* **WHAT TO WORK ON**: Output all the entries word for word. Omit the pictures.

* **DATASET RECORDS**:
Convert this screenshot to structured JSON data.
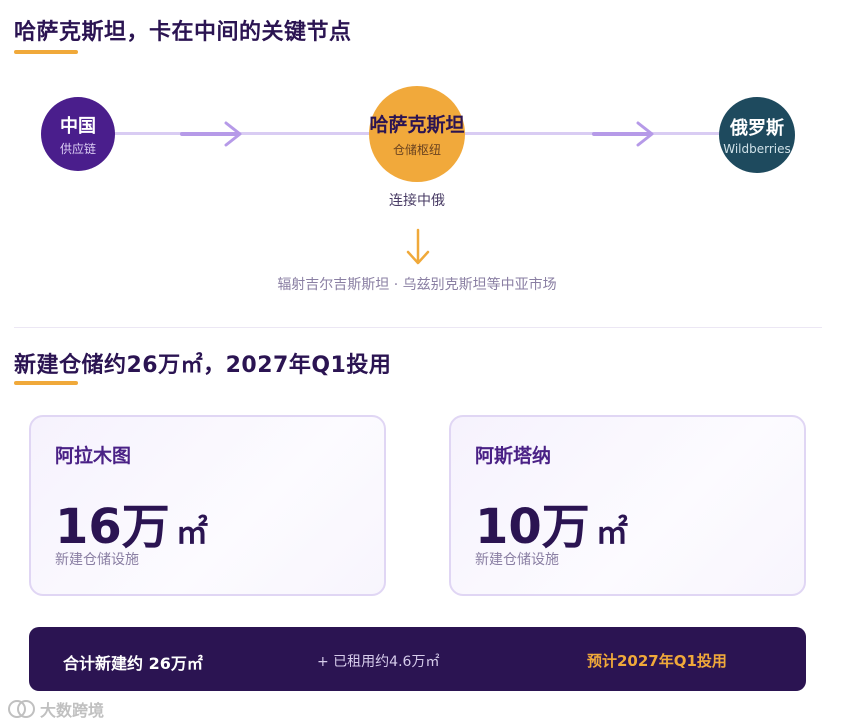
{
  "section1": {
    "title": "哈萨克斯坦，卡在中间的关键节点",
    "nodes": [
      {
        "title": "中国",
        "subtitle": "供应链"
      },
      {
        "title": "哈萨克斯坦",
        "subtitle": "仓储枢纽"
      },
      {
        "title": "俄罗斯",
        "subtitle": "Wildberries"
      }
    ],
    "hub_caption": "连接中俄",
    "radiate_caption": "辐射吉尔吉斯斯坦 · 乌兹别克斯坦等中亚市场"
  },
  "section2": {
    "title": "新建仓储约26万㎡，2027年Q1投用",
    "cards": [
      {
        "city": "阿拉木图",
        "value": "16万",
        "unit": "㎡",
        "desc": "新建仓储设施"
      },
      {
        "city": "阿斯塔纳",
        "value": "10万",
        "unit": "㎡",
        "desc": "新建仓储设施"
      }
    ],
    "summary": {
      "left": "合计新建约 26万㎡",
      "middle": "+ 已租用约4.6万㎡",
      "right": "预计2027年Q1投用"
    }
  },
  "watermark": "大数跨境",
  "colors": {
    "china": "#4a1e8c",
    "kazakhstan": "#f1a93b",
    "russia": "#1e4a5e",
    "accent": "#f0a93a",
    "dark": "#2b1452",
    "arrow": "#b69ae8"
  }
}
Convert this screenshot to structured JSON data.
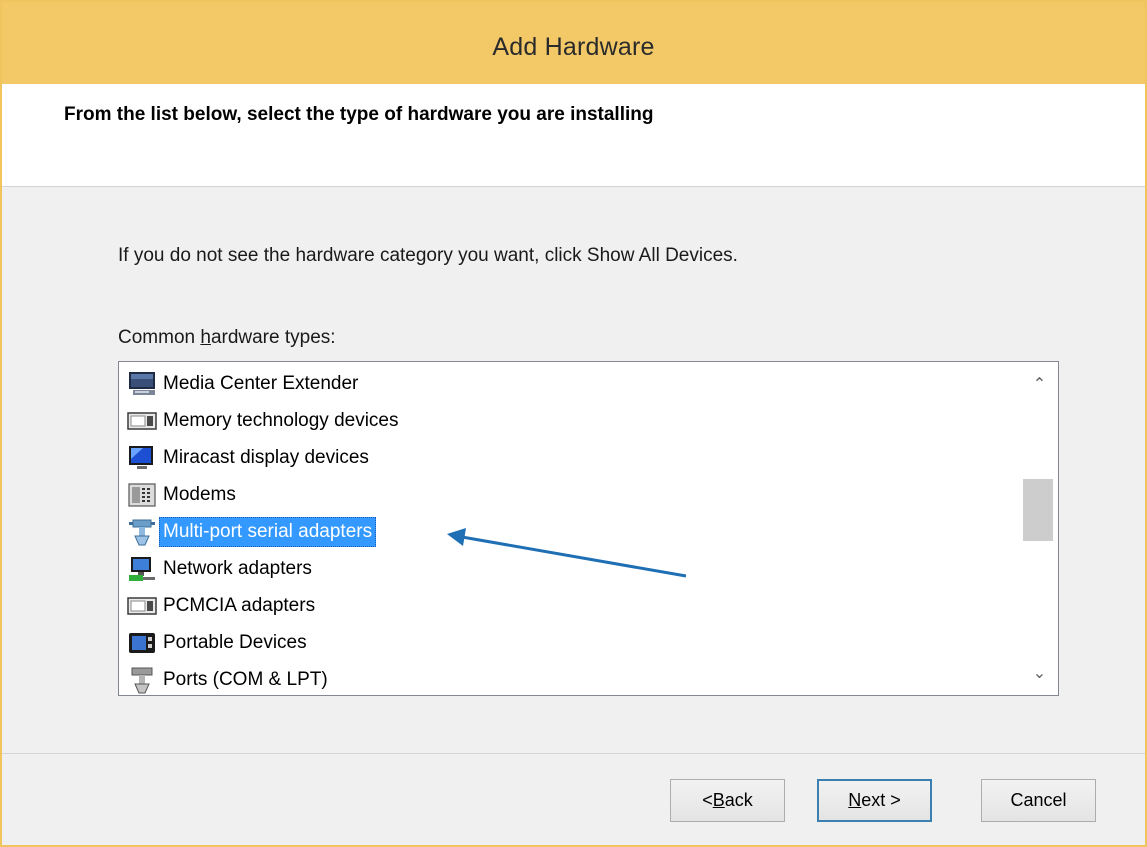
{
  "window": {
    "title": "Add Hardware"
  },
  "header": {
    "heading": "From the list below, select the type of hardware you are installing"
  },
  "instruction": "If you do not see the hardware category you want, click Show All Devices.",
  "list_label": {
    "before": "Common ",
    "underlined": "h",
    "after": "ardware types:"
  },
  "hardware_types": [
    {
      "label": "Media Center Extender",
      "icon": "media-center-icon",
      "selected": false
    },
    {
      "label": "Memory technology devices",
      "icon": "memory-device-icon",
      "selected": false
    },
    {
      "label": "Miracast display devices",
      "icon": "display-icon",
      "selected": false
    },
    {
      "label": "Modems",
      "icon": "modem-icon",
      "selected": false
    },
    {
      "label": "Multi-port serial adapters",
      "icon": "serial-adapter-icon",
      "selected": true
    },
    {
      "label": "Network adapters",
      "icon": "network-adapter-icon",
      "selected": false
    },
    {
      "label": "PCMCIA adapters",
      "icon": "pcmcia-icon",
      "selected": false
    },
    {
      "label": "Portable Devices",
      "icon": "portable-device-icon",
      "selected": false
    },
    {
      "label": "Ports (COM & LPT)",
      "icon": "port-icon",
      "selected": false
    }
  ],
  "scrollbar": {
    "up": "⌃",
    "down": "⌄"
  },
  "buttons": {
    "back": {
      "prefix": "< ",
      "underlined": "B",
      "rest": "ack"
    },
    "next": {
      "underlined": "N",
      "rest": "ext >"
    },
    "cancel": "Cancel"
  },
  "colors": {
    "titlebar": "#f3c968",
    "selection": "#3399ff",
    "annotation_arrow": "#1f6fb5"
  }
}
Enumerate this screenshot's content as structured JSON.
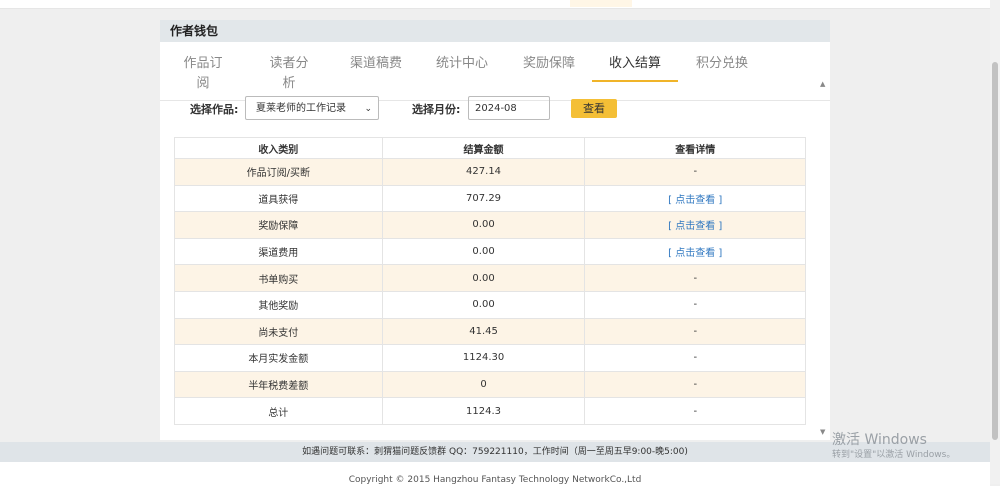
{
  "card": {
    "title": "作者钱包"
  },
  "tabs": [
    "作品订阅",
    "读者分析",
    "渠道稿费",
    "统计中心",
    "奖励保障",
    "收入结算",
    "积分兑换"
  ],
  "active_tab": "收入结算",
  "form": {
    "work_label": "选择作品:",
    "work_value": "夏莱老师的工作记录",
    "month_label": "选择月份:",
    "month_value": "2024-08",
    "query_button": "查看"
  },
  "table": {
    "headers": [
      "收入类别",
      "结算金额",
      "查看详情"
    ],
    "rows": [
      [
        "作品订阅/买断",
        "427.14",
        "-"
      ],
      [
        "道具获得",
        "707.29",
        "[ 点击查看 ]"
      ],
      [
        "奖励保障",
        "0.00",
        "[ 点击查看 ]"
      ],
      [
        "渠道费用",
        "0.00",
        "[ 点击查看 ]"
      ],
      [
        "书单购买",
        "0.00",
        "-"
      ],
      [
        "其他奖励",
        "0.00",
        "-"
      ],
      [
        "尚未支付",
        "41.45",
        "-"
      ],
      [
        "本月实发金额",
        "1124.30",
        "-"
      ],
      [
        "半年税费差额",
        "0",
        "-"
      ],
      [
        "总计",
        "1124.3",
        "-"
      ]
    ]
  },
  "footer": {
    "contact": "如遇问题可联系：刺猬猫问题反馈群 QQ：759221110，工作时间（周一至周五早9:00-晚5:00)",
    "copyright": "Copyright © 2015 Hangzhou Fantasy Technology NetworkCo.,Ltd"
  },
  "watermark": {
    "line1": "激活 Windows",
    "line2": "转到\"设置\"以激活 Windows。"
  },
  "colors": {
    "accent": "#f4bf36",
    "row_highlight": "#fdf4e6",
    "link": "#2f77c0",
    "header_band": "#e2e7ea"
  }
}
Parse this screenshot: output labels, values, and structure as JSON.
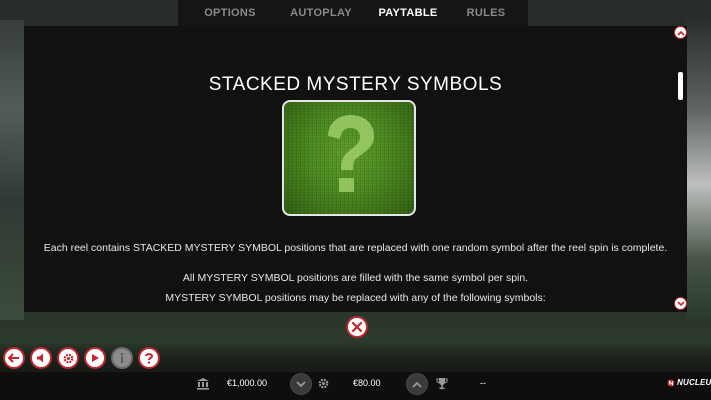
{
  "tabs": [
    {
      "label": "OPTIONS",
      "active": false
    },
    {
      "label": "AUTOPLAY",
      "active": false
    },
    {
      "label": "PAYTABLE",
      "active": true
    },
    {
      "label": "RULES",
      "active": false
    }
  ],
  "paytable": {
    "title": "STACKED MYSTERY SYMBOLS",
    "symbol_icon": "question-mark-on-grass",
    "paragraphs": [
      "Each reel contains STACKED MYSTERY SYMBOL positions that are replaced with one random symbol after the reel spin is complete.",
      "All MYSTERY SYMBOL positions are filled with the same symbol per spin.",
      "MYSTERY SYMBOL positions may be replaced with any of the following symbols:"
    ]
  },
  "controls": [
    {
      "name": "back-button",
      "icon": "back-arrow-icon",
      "enabled": true
    },
    {
      "name": "sound-button",
      "icon": "speaker-icon",
      "enabled": true
    },
    {
      "name": "settings-button",
      "icon": "gear-icon",
      "enabled": true
    },
    {
      "name": "play-button",
      "icon": "play-icon",
      "enabled": true
    },
    {
      "name": "info-button",
      "icon": "info-icon",
      "enabled": false
    },
    {
      "name": "help-button",
      "icon": "question-icon",
      "enabled": true
    }
  ],
  "status": {
    "balance": "€1,000.00",
    "bet": "€80.00",
    "win": "--",
    "brand": "NUCLEUS"
  },
  "colors": {
    "accent_red": "#c0262d",
    "panel_bg": "#111111",
    "tab_active": "#ffffff",
    "tab_inactive": "#8a8a8a"
  }
}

* **RESULT FOR THIS EXERCISE**:
Convert this screenshot to structured JSON data.
{
  "section1": {
    "title": "哈萨克斯坦，卡在中间的关键节点",
    "nodes": [
      {
        "title": "中国",
        "subtitle": "供应链"
      },
      {
        "title": "哈萨克斯坦",
        "subtitle": "仓储枢纽"
      },
      {
        "title": "俄罗斯",
        "subtitle": "Wildberries"
      }
    ],
    "hub_caption": "连接中俄",
    "radiate_caption": "辐射吉尔吉斯斯坦 · 乌兹别克斯坦等中亚市场"
  },
  "section2": {
    "title": "新建仓储约26万㎡，2027年Q1投用",
    "cards": [
      {
        "city": "阿拉木图",
        "value": "16万",
        "unit": "㎡",
        "desc": "新建仓储设施"
      },
      {
        "city": "阿斯塔纳",
        "value": "10万",
        "unit": "㎡",
        "desc": "新建仓储设施"
      }
    ],
    "summary": {
      "left": "合计新建约 26万㎡",
      "middle": "+ 已租用约4.6万㎡",
      "right": "预计2027年Q1投用"
    }
  },
  "watermark": "大数跨境",
  "colors": {
    "china": "#4a1e8c",
    "kazakhstan": "#f1a93b",
    "russia": "#1e4a5e",
    "accent": "#f0a93a",
    "dark": "#2b1452",
    "arrow": "#b69ae8"
  }
}
Convert this screenshot to structured JSON data.
{
  "window": {
    "title": "Add Hardware"
  },
  "header": {
    "heading": "From the list below, select the type of hardware you are installing"
  },
  "instruction": "If you do not see the hardware category you want, click Show All Devices.",
  "list_label": {
    "before": "Common ",
    "underlined": "h",
    "after": "ardware types:"
  },
  "hardware_types": [
    {
      "label": "Media Center Extender",
      "icon": "media-center-icon",
      "selected": false
    },
    {
      "label": "Memory technology devices",
      "icon": "memory-device-icon",
      "selected": false
    },
    {
      "label": "Miracast display devices",
      "icon": "display-icon",
      "selected": false
    },
    {
      "label": "Modems",
      "icon": "modem-icon",
      "selected": false
    },
    {
      "label": "Multi-port serial adapters",
      "icon": "serial-adapter-icon",
      "selected": true
    },
    {
      "label": "Network adapters",
      "icon": "network-adapter-icon",
      "selected": false
    },
    {
      "label": "PCMCIA adapters",
      "icon": "pcmcia-icon",
      "selected": false
    },
    {
      "label": "Portable Devices",
      "icon": "portable-device-icon",
      "selected": false
    },
    {
      "label": "Ports (COM & LPT)",
      "icon": "port-icon",
      "selected": false
    }
  ],
  "scrollbar": {
    "up": "⌃",
    "down": "⌄"
  },
  "buttons": {
    "back": {
      "prefix": "< ",
      "underlined": "B",
      "rest": "ack"
    },
    "next": {
      "underlined": "N",
      "rest": "ext >"
    },
    "cancel": "Cancel"
  },
  "colors": {
    "titlebar": "#f3c968",
    "selection": "#3399ff",
    "annotation_arrow": "#1f6fb5"
  }
}
Enumerate this screenshot's content as structured JSON.
{
  "card": {
    "title": "作者钱包"
  },
  "tabs": [
    "作品订阅",
    "读者分析",
    "渠道稿费",
    "统计中心",
    "奖励保障",
    "收入结算",
    "积分兑换"
  ],
  "active_tab": "收入结算",
  "form": {
    "work_label": "选择作品:",
    "work_value": "夏莱老师的工作记录",
    "month_label": "选择月份:",
    "month_value": "2024-08",
    "query_button": "查看"
  },
  "table": {
    "headers": [
      "收入类别",
      "结算金额",
      "查看详情"
    ],
    "rows": [
      [
        "作品订阅/买断",
        "427.14",
        "-"
      ],
      [
        "道具获得",
        "707.29",
        "[ 点击查看 ]"
      ],
      [
        "奖励保障",
        "0.00",
        "[ 点击查看 ]"
      ],
      [
        "渠道费用",
        "0.00",
        "[ 点击查看 ]"
      ],
      [
        "书单购买",
        "0.00",
        "-"
      ],
      [
        "其他奖励",
        "0.00",
        "-"
      ],
      [
        "尚未支付",
        "41.45",
        "-"
      ],
      [
        "本月实发金额",
        "1124.30",
        "-"
      ],
      [
        "半年税费差额",
        "0",
        "-"
      ],
      [
        "总计",
        "1124.3",
        "-"
      ]
    ]
  },
  "footer": {
    "contact": "如遇问题可联系：刺猬猫问题反馈群 QQ：759221110，工作时间（周一至周五早9:00-晚5:00)",
    "copyright": "Copyright © 2015 Hangzhou Fantasy Technology NetworkCo.,Ltd"
  },
  "watermark": {
    "line1": "激活 Windows",
    "line2": "转到\"设置\"以激活 Windows。"
  },
  "colors": {
    "accent": "#f4bf36",
    "row_highlight": "#fdf4e6",
    "link": "#2f77c0",
    "header_band": "#e2e7ea"
  }
}
Parse this screenshot: output labels, values, and structure as JSON.
{
  "tabs": [
    {
      "label": "OPTIONS",
      "active": false
    },
    {
      "label": "AUTOPLAY",
      "active": false
    },
    {
      "label": "PAYTABLE",
      "active": true
    },
    {
      "label": "RULES",
      "active": false
    }
  ],
  "paytable": {
    "title": "STACKED MYSTERY SYMBOLS",
    "symbol_icon": "question-mark-on-grass",
    "paragraphs": [
      "Each reel contains STACKED MYSTERY SYMBOL positions that are replaced with one random symbol after the reel spin is complete.",
      "All MYSTERY SYMBOL positions are filled with the same symbol per spin.",
      "MYSTERY SYMBOL positions may be replaced with any of the following symbols:"
    ]
  },
  "controls": [
    {
      "name": "back-button",
      "icon": "back-arrow-icon",
      "enabled": true
    },
    {
      "name": "sound-button",
      "icon": "speaker-icon",
      "enabled": true
    },
    {
      "name": "settings-button",
      "icon": "gear-icon",
      "enabled": true
    },
    {
      "name": "play-button",
      "icon": "play-icon",
      "enabled": true
    },
    {
      "name": "info-button",
      "icon": "info-icon",
      "enabled": false
    },
    {
      "name": "help-button",
      "icon": "question-icon",
      "enabled": true
    }
  ],
  "status": {
    "balance": "€1,000.00",
    "bet": "€80.00",
    "win": "--",
    "brand": "NUCLEUS"
  },
  "colors": {
    "accent_red": "#c0262d",
    "panel_bg": "#111111",
    "tab_active": "#ffffff",
    "tab_inactive": "#8a8a8a"
  }
}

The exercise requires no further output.